→ **TASK TO CARRY OUT**:
Reproduce each line of the material below precisely, without changing any character.

→ **EXTRACTED DATA**:
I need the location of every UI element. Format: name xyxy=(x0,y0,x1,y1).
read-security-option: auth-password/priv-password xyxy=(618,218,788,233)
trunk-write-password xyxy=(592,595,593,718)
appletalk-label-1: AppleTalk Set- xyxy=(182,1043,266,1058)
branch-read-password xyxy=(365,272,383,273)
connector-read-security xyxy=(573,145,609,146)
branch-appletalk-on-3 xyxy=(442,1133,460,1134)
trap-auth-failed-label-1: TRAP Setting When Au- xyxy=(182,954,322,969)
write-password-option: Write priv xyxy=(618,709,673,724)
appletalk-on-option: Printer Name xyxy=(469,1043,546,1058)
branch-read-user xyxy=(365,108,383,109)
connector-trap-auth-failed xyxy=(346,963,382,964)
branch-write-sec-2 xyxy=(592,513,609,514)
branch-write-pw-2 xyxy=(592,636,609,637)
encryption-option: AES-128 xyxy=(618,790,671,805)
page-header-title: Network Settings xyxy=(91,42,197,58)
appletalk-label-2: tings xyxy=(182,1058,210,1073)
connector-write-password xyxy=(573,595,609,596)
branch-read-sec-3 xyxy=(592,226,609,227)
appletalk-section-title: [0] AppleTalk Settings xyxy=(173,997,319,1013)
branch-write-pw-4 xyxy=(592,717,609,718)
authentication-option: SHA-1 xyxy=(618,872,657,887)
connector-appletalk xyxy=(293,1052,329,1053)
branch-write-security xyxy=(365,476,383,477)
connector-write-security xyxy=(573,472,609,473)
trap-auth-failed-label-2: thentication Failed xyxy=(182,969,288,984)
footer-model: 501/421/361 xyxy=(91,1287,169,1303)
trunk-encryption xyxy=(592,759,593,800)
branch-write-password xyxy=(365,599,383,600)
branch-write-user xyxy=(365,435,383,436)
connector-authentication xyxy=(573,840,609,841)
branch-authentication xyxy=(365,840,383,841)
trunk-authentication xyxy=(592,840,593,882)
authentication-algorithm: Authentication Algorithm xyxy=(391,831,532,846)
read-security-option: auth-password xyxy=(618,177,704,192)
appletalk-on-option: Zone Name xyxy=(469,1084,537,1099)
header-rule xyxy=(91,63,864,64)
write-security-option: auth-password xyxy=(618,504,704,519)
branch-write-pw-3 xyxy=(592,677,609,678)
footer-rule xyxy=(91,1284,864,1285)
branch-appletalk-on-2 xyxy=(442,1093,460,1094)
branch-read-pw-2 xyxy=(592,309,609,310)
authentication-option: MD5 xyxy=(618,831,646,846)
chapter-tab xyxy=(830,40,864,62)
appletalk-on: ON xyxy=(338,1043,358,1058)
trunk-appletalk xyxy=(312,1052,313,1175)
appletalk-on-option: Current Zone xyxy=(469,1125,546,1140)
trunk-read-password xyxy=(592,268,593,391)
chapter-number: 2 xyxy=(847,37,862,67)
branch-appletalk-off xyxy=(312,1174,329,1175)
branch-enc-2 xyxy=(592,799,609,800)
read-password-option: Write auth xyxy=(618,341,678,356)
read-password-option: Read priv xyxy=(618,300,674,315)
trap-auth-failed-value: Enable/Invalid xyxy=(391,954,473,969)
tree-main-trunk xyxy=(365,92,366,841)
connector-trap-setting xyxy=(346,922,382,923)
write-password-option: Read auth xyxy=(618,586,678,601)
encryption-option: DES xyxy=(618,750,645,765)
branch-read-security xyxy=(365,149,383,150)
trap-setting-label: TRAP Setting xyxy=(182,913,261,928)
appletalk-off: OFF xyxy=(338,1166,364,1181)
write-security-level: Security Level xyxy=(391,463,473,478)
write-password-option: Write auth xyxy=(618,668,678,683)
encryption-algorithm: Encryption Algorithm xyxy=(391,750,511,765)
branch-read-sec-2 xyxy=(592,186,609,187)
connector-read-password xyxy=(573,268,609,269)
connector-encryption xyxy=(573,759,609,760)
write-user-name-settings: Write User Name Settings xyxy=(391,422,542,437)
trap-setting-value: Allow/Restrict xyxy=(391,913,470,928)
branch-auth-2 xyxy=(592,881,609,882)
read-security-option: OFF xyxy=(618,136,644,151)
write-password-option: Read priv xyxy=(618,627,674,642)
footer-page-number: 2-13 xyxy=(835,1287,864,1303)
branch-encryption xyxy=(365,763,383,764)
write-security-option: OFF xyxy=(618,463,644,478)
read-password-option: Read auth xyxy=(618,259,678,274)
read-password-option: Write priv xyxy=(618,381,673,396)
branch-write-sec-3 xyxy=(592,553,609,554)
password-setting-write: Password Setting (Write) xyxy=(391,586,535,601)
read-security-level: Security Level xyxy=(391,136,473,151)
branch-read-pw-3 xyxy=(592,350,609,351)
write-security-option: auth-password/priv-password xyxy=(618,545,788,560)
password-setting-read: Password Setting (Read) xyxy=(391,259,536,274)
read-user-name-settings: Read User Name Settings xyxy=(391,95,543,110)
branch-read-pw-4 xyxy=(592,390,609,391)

→ **TASK RESULT**:
I need the location of every UI element. Format: name xyxy=(x0,y0,x1,y1).
read-security-option: auth-password/priv-password xyxy=(618,218,788,233)
trunk-write-password xyxy=(592,595,593,718)
appletalk-label-1: AppleTalk Set- xyxy=(182,1043,266,1058)
branch-read-password xyxy=(365,272,383,273)
connector-read-security xyxy=(573,145,609,146)
branch-appletalk-on-3 xyxy=(442,1133,460,1134)
trap-auth-failed-label-1: TRAP Setting When Au- xyxy=(182,954,322,969)
write-password-option: Write priv xyxy=(618,709,673,724)
appletalk-on-option: Printer Name xyxy=(469,1043,546,1058)
branch-read-user xyxy=(365,108,383,109)
connector-trap-auth-failed xyxy=(346,963,382,964)
branch-write-sec-2 xyxy=(592,513,609,514)
branch-write-pw-2 xyxy=(592,636,609,637)
encryption-option: AES-128 xyxy=(618,790,671,805)
page-header-title: Network Settings xyxy=(91,42,197,58)
appletalk-label-2: tings xyxy=(182,1058,210,1073)
connector-write-password xyxy=(573,595,609,596)
branch-read-sec-3 xyxy=(592,226,609,227)
appletalk-section-title: [0] AppleTalk Settings xyxy=(173,997,319,1013)
branch-write-pw-4 xyxy=(592,717,609,718)
authentication-option: SHA-1 xyxy=(618,872,657,887)
connector-appletalk xyxy=(293,1052,329,1053)
branch-write-security xyxy=(365,476,383,477)
connector-write-security xyxy=(573,472,609,473)
trap-auth-failed-label-2: thentication Failed xyxy=(182,969,288,984)
footer-model: 501/421/361 xyxy=(91,1287,169,1303)
trunk-encryption xyxy=(592,759,593,800)
branch-write-password xyxy=(365,599,383,600)
branch-write-user xyxy=(365,435,383,436)
connector-authentication xyxy=(573,840,609,841)
branch-authentication xyxy=(365,840,383,841)
trunk-authentication xyxy=(592,840,593,882)
authentication-algorithm: Authentication Algorithm xyxy=(391,831,532,846)
read-security-option: auth-password xyxy=(618,177,704,192)
appletalk-on-option: Zone Name xyxy=(469,1084,537,1099)
header-rule xyxy=(91,63,864,64)
write-security-option: auth-password xyxy=(618,504,704,519)
branch-write-pw-3 xyxy=(592,677,609,678)
footer-rule xyxy=(91,1284,864,1285)
branch-appletalk-on-2 xyxy=(442,1093,460,1094)
branch-read-pw-2 xyxy=(592,309,609,310)
authentication-option: MD5 xyxy=(618,831,646,846)
chapter-tab xyxy=(830,40,864,62)
appletalk-on: ON xyxy=(338,1043,358,1058)
trunk-appletalk xyxy=(312,1052,313,1175)
appletalk-on-option: Current Zone xyxy=(469,1125,546,1140)
trunk-read-password xyxy=(592,268,593,391)
chapter-number: 2 xyxy=(847,37,862,67)
branch-appletalk-off xyxy=(312,1174,329,1175)
branch-enc-2 xyxy=(592,799,609,800)
read-password-option: Write auth xyxy=(618,341,678,356)
read-password-option: Read priv xyxy=(618,300,674,315)
trap-auth-failed-value: Enable/Invalid xyxy=(391,954,473,969)
tree-main-trunk xyxy=(365,92,366,841)
connector-trap-setting xyxy=(346,922,382,923)
write-password-option: Read auth xyxy=(618,586,678,601)
encryption-option: DES xyxy=(618,750,645,765)
branch-read-security xyxy=(365,149,383,150)
trap-setting-label: TRAP Setting xyxy=(182,913,261,928)
appletalk-off: OFF xyxy=(338,1166,364,1181)
write-security-level: Security Level xyxy=(391,463,473,478)
write-password-option: Write auth xyxy=(618,668,678,683)
encryption-algorithm: Encryption Algorithm xyxy=(391,750,511,765)
branch-read-sec-2 xyxy=(592,186,609,187)
connector-read-password xyxy=(573,268,609,269)
connector-encryption xyxy=(573,759,609,760)
write-user-name-settings: Write User Name Settings xyxy=(391,422,542,437)
trap-setting-value: Allow/Restrict xyxy=(391,913,470,928)
branch-auth-2 xyxy=(592,881,609,882)
read-security-option: OFF xyxy=(618,136,644,151)
write-password-option: Read priv xyxy=(618,627,674,642)
footer-page-number: 2-13 xyxy=(835,1287,864,1303)
branch-encryption xyxy=(365,763,383,764)
write-security-option: OFF xyxy=(618,463,644,478)
read-password-option: Read auth xyxy=(618,259,678,274)
read-password-option: Write priv xyxy=(618,381,673,396)
branch-write-sec-3 xyxy=(592,553,609,554)
password-setting-write: Password Setting (Write) xyxy=(391,586,535,601)
read-security-level: Security Level xyxy=(391,136,473,151)
branch-read-pw-3 xyxy=(592,350,609,351)
write-security-option: auth-password/priv-password xyxy=(618,545,788,560)
password-setting-read: Password Setting (Read) xyxy=(391,259,536,274)
read-user-name-settings: Read User Name Settings xyxy=(391,95,543,110)
branch-read-pw-4 xyxy=(592,390,609,391)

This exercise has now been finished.